— begin Records for the exercise —

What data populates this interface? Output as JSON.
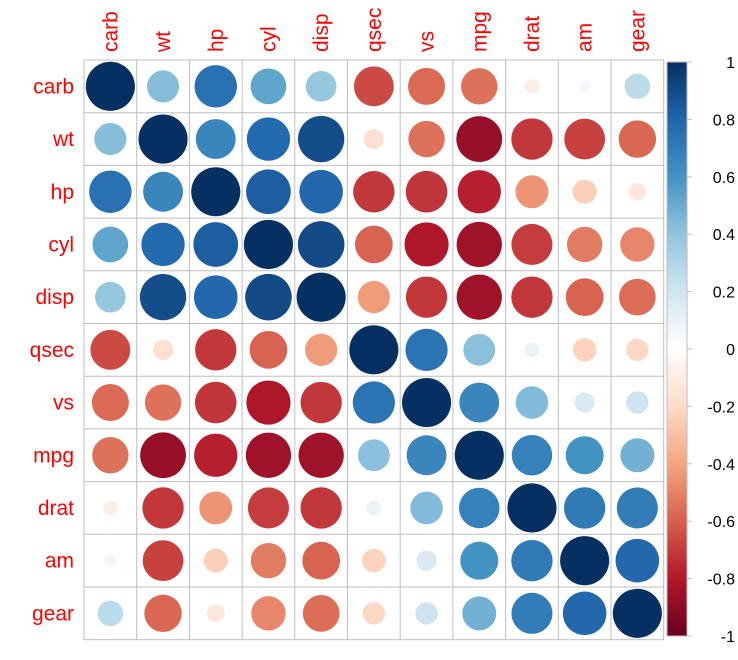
{
  "chart_data": {
    "type": "heatmap",
    "variables": [
      "carb",
      "wt",
      "hp",
      "cyl",
      "disp",
      "qsec",
      "vs",
      "mpg",
      "drat",
      "am",
      "gear"
    ],
    "matrix": [
      [
        1.0,
        0.43,
        0.75,
        0.53,
        0.39,
        -0.66,
        -0.57,
        -0.55,
        -0.09,
        0.06,
        0.27
      ],
      [
        0.43,
        1.0,
        0.66,
        0.78,
        0.89,
        -0.17,
        -0.55,
        -0.87,
        -0.71,
        -0.69,
        -0.58
      ],
      [
        0.75,
        0.66,
        1.0,
        0.83,
        0.79,
        -0.71,
        -0.72,
        -0.78,
        -0.45,
        -0.24,
        -0.13
      ],
      [
        0.53,
        0.78,
        0.83,
        1.0,
        0.9,
        -0.59,
        -0.81,
        -0.85,
        -0.7,
        -0.52,
        -0.49
      ],
      [
        0.39,
        0.89,
        0.79,
        0.9,
        1.0,
        -0.43,
        -0.71,
        -0.85,
        -0.71,
        -0.59,
        -0.56
      ],
      [
        -0.66,
        -0.17,
        -0.71,
        -0.59,
        -0.43,
        1.0,
        0.74,
        0.42,
        0.09,
        -0.23,
        -0.21
      ],
      [
        -0.57,
        -0.55,
        -0.72,
        -0.81,
        -0.71,
        0.74,
        1.0,
        0.66,
        0.44,
        0.17,
        0.21
      ],
      [
        -0.55,
        -0.87,
        -0.78,
        -0.85,
        -0.85,
        0.42,
        0.66,
        1.0,
        0.68,
        0.6,
        0.48
      ],
      [
        -0.09,
        -0.71,
        -0.45,
        -0.7,
        -0.71,
        0.09,
        0.44,
        0.68,
        1.0,
        0.71,
        0.7
      ],
      [
        0.06,
        -0.69,
        -0.24,
        -0.52,
        -0.59,
        -0.23,
        0.17,
        0.6,
        0.71,
        1.0,
        0.79
      ],
      [
        0.27,
        -0.58,
        -0.13,
        -0.49,
        -0.56,
        -0.21,
        0.21,
        0.48,
        0.7,
        0.79,
        1.0
      ]
    ],
    "method": "circle",
    "value_range": [
      -1,
      1
    ],
    "colorbar": {
      "ticks": [
        "1",
        "0.8",
        "0.6",
        "0.4",
        "0.2",
        "0",
        "-0.2",
        "-0.4",
        "-0.6",
        "-0.8",
        "-1"
      ],
      "tick_values": [
        1,
        0.8,
        0.6,
        0.4,
        0.2,
        0,
        -0.2,
        -0.4,
        -0.6,
        -0.8,
        -1
      ],
      "placement": "right"
    },
    "colors": {
      "negative_end": "#67001F",
      "neutral": "#FFFFFF",
      "positive_end": "#053061",
      "label": "#FF0000",
      "grid": "#BEBEBE",
      "tick_text": "#000000"
    },
    "title": "",
    "xlabel": "",
    "ylabel": ""
  }
}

— end Records for the exercise —

- [Task directions]: Retype every record above exactly as written, but leave out the pictures.

- [Reply to the exercise]:
What data populates this interface? Output as JSON.
{
  "chart_data": {
    "type": "heatmap",
    "variables": [
      "carb",
      "wt",
      "hp",
      "cyl",
      "disp",
      "qsec",
      "vs",
      "mpg",
      "drat",
      "am",
      "gear"
    ],
    "matrix": [
      [
        1.0,
        0.43,
        0.75,
        0.53,
        0.39,
        -0.66,
        -0.57,
        -0.55,
        -0.09,
        0.06,
        0.27
      ],
      [
        0.43,
        1.0,
        0.66,
        0.78,
        0.89,
        -0.17,
        -0.55,
        -0.87,
        -0.71,
        -0.69,
        -0.58
      ],
      [
        0.75,
        0.66,
        1.0,
        0.83,
        0.79,
        -0.71,
        -0.72,
        -0.78,
        -0.45,
        -0.24,
        -0.13
      ],
      [
        0.53,
        0.78,
        0.83,
        1.0,
        0.9,
        -0.59,
        -0.81,
        -0.85,
        -0.7,
        -0.52,
        -0.49
      ],
      [
        0.39,
        0.89,
        0.79,
        0.9,
        1.0,
        -0.43,
        -0.71,
        -0.85,
        -0.71,
        -0.59,
        -0.56
      ],
      [
        -0.66,
        -0.17,
        -0.71,
        -0.59,
        -0.43,
        1.0,
        0.74,
        0.42,
        0.09,
        -0.23,
        -0.21
      ],
      [
        -0.57,
        -0.55,
        -0.72,
        -0.81,
        -0.71,
        0.74,
        1.0,
        0.66,
        0.44,
        0.17,
        0.21
      ],
      [
        -0.55,
        -0.87,
        -0.78,
        -0.85,
        -0.85,
        0.42,
        0.66,
        1.0,
        0.68,
        0.6,
        0.48
      ],
      [
        -0.09,
        -0.71,
        -0.45,
        -0.7,
        -0.71,
        0.09,
        0.44,
        0.68,
        1.0,
        0.71,
        0.7
      ],
      [
        0.06,
        -0.69,
        -0.24,
        -0.52,
        -0.59,
        -0.23,
        0.17,
        0.6,
        0.71,
        1.0,
        0.79
      ],
      [
        0.27,
        -0.58,
        -0.13,
        -0.49,
        -0.56,
        -0.21,
        0.21,
        0.48,
        0.7,
        0.79,
        1.0
      ]
    ],
    "method": "circle",
    "value_range": [
      -1,
      1
    ],
    "colorbar": {
      "ticks": [
        "1",
        "0.8",
        "0.6",
        "0.4",
        "0.2",
        "0",
        "-0.2",
        "-0.4",
        "-0.6",
        "-0.8",
        "-1"
      ],
      "tick_values": [
        1,
        0.8,
        0.6,
        0.4,
        0.2,
        0,
        -0.2,
        -0.4,
        -0.6,
        -0.8,
        -1
      ],
      "placement": "right"
    },
    "colors": {
      "negative_end": "#67001F",
      "neutral": "#FFFFFF",
      "positive_end": "#053061",
      "label": "#FF0000",
      "grid": "#BEBEBE",
      "tick_text": "#000000"
    },
    "title": "",
    "xlabel": "",
    "ylabel": ""
  }
}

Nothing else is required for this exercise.